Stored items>

□ □ □ □ □

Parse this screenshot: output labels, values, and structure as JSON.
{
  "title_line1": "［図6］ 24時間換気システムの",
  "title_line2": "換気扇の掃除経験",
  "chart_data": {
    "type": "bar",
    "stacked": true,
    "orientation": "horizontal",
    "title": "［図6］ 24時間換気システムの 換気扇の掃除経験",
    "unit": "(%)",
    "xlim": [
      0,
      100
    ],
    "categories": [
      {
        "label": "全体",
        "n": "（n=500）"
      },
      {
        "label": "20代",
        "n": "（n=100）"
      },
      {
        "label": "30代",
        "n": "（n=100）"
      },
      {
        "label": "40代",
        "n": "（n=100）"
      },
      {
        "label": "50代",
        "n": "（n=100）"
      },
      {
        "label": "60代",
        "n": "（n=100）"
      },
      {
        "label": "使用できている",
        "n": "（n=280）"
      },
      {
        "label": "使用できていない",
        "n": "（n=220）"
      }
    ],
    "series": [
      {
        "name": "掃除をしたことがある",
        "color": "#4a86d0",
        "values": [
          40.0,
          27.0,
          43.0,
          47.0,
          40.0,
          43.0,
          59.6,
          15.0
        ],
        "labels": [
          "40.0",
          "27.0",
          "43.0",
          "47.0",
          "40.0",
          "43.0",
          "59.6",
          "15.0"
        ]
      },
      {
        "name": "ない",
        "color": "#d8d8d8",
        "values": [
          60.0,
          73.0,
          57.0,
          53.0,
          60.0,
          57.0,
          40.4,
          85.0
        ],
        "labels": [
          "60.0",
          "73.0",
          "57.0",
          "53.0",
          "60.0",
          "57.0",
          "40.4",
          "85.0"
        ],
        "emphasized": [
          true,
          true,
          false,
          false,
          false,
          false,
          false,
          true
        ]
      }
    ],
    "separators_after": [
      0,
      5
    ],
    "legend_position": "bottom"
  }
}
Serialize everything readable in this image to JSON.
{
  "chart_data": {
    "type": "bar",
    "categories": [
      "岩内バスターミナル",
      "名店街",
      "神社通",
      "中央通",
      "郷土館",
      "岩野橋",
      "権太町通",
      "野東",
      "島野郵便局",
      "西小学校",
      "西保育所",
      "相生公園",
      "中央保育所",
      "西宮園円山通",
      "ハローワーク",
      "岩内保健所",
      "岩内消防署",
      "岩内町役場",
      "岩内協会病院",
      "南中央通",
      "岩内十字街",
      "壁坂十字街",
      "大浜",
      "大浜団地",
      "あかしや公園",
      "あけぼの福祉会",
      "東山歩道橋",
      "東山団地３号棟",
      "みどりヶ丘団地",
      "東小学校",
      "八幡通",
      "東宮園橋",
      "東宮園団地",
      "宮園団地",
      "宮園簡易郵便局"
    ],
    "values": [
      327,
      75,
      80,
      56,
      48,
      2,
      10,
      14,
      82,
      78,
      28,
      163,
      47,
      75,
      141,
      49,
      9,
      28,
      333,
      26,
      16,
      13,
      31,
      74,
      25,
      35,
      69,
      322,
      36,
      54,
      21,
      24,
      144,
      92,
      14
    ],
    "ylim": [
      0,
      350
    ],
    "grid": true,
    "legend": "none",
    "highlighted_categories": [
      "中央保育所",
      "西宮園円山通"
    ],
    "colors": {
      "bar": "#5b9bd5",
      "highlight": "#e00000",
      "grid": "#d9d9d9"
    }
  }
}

□ □ □ □ □

Work to be completed> Restate the listing in full, word for word.

In response>
Parse this screenshot: output labels, values, and structure as JSON.
{
  "title_line1": "［図6］ 24時間換気システムの",
  "title_line2": "換気扇の掃除経験",
  "chart_data": {
    "type": "bar",
    "stacked": true,
    "orientation": "horizontal",
    "title": "［図6］ 24時間換気システムの 換気扇の掃除経験",
    "unit": "(%)",
    "xlim": [
      0,
      100
    ],
    "categories": [
      {
        "label": "全体",
        "n": "（n=500）"
      },
      {
        "label": "20代",
        "n": "（n=100）"
      },
      {
        "label": "30代",
        "n": "（n=100）"
      },
      {
        "label": "40代",
        "n": "（n=100）"
      },
      {
        "label": "50代",
        "n": "（n=100）"
      },
      {
        "label": "60代",
        "n": "（n=100）"
      },
      {
        "label": "使用できている",
        "n": "（n=280）"
      },
      {
        "label": "使用できていない",
        "n": "（n=220）"
      }
    ],
    "series": [
      {
        "name": "掃除をしたことがある",
        "color": "#4a86d0",
        "values": [
          40.0,
          27.0,
          43.0,
          47.0,
          40.0,
          43.0,
          59.6,
          15.0
        ],
        "labels": [
          "40.0",
          "27.0",
          "43.0",
          "47.0",
          "40.0",
          "43.0",
          "59.6",
          "15.0"
        ]
      },
      {
        "name": "ない",
        "color": "#d8d8d8",
        "values": [
          60.0,
          73.0,
          57.0,
          53.0,
          60.0,
          57.0,
          40.4,
          85.0
        ],
        "labels": [
          "60.0",
          "73.0",
          "57.0",
          "53.0",
          "60.0",
          "57.0",
          "40.4",
          "85.0"
        ],
        "emphasized": [
          true,
          true,
          false,
          false,
          false,
          false,
          false,
          true
        ]
      }
    ],
    "separators_after": [
      0,
      5
    ],
    "legend_position": "bottom"
  }
}
Serialize everything readable in this image to JSON.
{
  "chart_data": {
    "type": "bar",
    "categories": [
      "岩内バスターミナル",
      "名店街",
      "神社通",
      "中央通",
      "郷土館",
      "岩野橋",
      "権太町通",
      "野東",
      "島野郵便局",
      "西小学校",
      "西保育所",
      "相生公園",
      "中央保育所",
      "西宮園円山通",
      "ハローワーク",
      "岩内保健所",
      "岩内消防署",
      "岩内町役場",
      "岩内協会病院",
      "南中央通",
      "岩内十字街",
      "壁坂十字街",
      "大浜",
      "大浜団地",
      "あかしや公園",
      "あけぼの福祉会",
      "東山歩道橋",
      "東山団地３号棟",
      "みどりヶ丘団地",
      "東小学校",
      "八幡通",
      "東宮園橋",
      "東宮園団地",
      "宮園団地",
      "宮園簡易郵便局"
    ],
    "values": [
      327,
      75,
      80,
      56,
      48,
      2,
      10,
      14,
      82,
      78,
      28,
      163,
      47,
      75,
      141,
      49,
      9,
      28,
      333,
      26,
      16,
      13,
      31,
      74,
      25,
      35,
      69,
      322,
      36,
      54,
      21,
      24,
      144,
      92,
      14
    ],
    "ylim": [
      0,
      350
    ],
    "grid": true,
    "legend": "none",
    "highlighted_categories": [
      "中央保育所",
      "西宮園円山通"
    ],
    "colors": {
      "bar": "#5b9bd5",
      "highlight": "#e00000",
      "grid": "#d9d9d9"
    }
  }
}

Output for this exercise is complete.